* begin *

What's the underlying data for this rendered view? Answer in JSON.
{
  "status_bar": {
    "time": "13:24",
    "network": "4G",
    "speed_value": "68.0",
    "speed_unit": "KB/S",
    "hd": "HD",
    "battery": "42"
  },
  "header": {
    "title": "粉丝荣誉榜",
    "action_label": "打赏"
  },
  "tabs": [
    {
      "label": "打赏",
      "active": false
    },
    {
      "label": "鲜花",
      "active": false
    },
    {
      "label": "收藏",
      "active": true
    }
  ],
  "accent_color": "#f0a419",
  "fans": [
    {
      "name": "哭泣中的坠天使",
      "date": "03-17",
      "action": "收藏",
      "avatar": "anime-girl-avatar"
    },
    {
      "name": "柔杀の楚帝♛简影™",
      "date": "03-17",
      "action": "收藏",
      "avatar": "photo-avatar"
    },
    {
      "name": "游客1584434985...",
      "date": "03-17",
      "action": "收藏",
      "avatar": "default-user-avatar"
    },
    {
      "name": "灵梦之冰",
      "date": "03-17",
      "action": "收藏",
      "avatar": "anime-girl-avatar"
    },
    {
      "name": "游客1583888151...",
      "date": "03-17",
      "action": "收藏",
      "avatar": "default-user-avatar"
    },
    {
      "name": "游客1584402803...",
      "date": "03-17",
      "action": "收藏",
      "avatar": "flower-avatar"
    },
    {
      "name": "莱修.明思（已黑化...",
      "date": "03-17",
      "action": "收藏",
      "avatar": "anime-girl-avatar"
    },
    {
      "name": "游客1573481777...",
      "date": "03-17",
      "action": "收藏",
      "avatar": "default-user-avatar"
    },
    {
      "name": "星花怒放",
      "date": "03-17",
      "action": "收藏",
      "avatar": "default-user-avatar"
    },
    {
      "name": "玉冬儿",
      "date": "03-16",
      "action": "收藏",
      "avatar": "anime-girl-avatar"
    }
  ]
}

* end *

TASK TO CARRY OUT: Print all the data exactly.

RESULT OF THE TASK:
What's the underlying data for this rendered view? Answer in JSON.
{
  "status_bar": {
    "time": "13:24",
    "network": "4G",
    "speed_value": "68.0",
    "speed_unit": "KB/S",
    "hd": "HD",
    "battery": "42"
  },
  "header": {
    "title": "粉丝荣誉榜",
    "action_label": "打赏"
  },
  "tabs": [
    {
      "label": "打赏",
      "active": false
    },
    {
      "label": "鲜花",
      "active": false
    },
    {
      "label": "收藏",
      "active": true
    }
  ],
  "accent_color": "#f0a419",
  "fans": [
    {
      "name": "哭泣中的坠天使",
      "date": "03-17",
      "action": "收藏",
      "avatar": "anime-girl-avatar"
    },
    {
      "name": "柔杀の楚帝♛简影™",
      "date": "03-17",
      "action": "收藏",
      "avatar": "photo-avatar"
    },
    {
      "name": "游客1584434985...",
      "date": "03-17",
      "action": "收藏",
      "avatar": "default-user-avatar"
    },
    {
      "name": "灵梦之冰",
      "date": "03-17",
      "action": "收藏",
      "avatar": "anime-girl-avatar"
    },
    {
      "name": "游客1583888151...",
      "date": "03-17",
      "action": "收藏",
      "avatar": "default-user-avatar"
    },
    {
      "name": "游客1584402803...",
      "date": "03-17",
      "action": "收藏",
      "avatar": "flower-avatar"
    },
    {
      "name": "莱修.明思（已黑化...",
      "date": "03-17",
      "action": "收藏",
      "avatar": "anime-girl-avatar"
    },
    {
      "name": "游客1573481777...",
      "date": "03-17",
      "action": "收藏",
      "avatar": "default-user-avatar"
    },
    {
      "name": "星花怒放",
      "date": "03-17",
      "action": "收藏",
      "avatar": "default-user-avatar"
    },
    {
      "name": "玉冬儿",
      "date": "03-16",
      "action": "收藏",
      "avatar": "anime-girl-avatar"
    }
  ]
}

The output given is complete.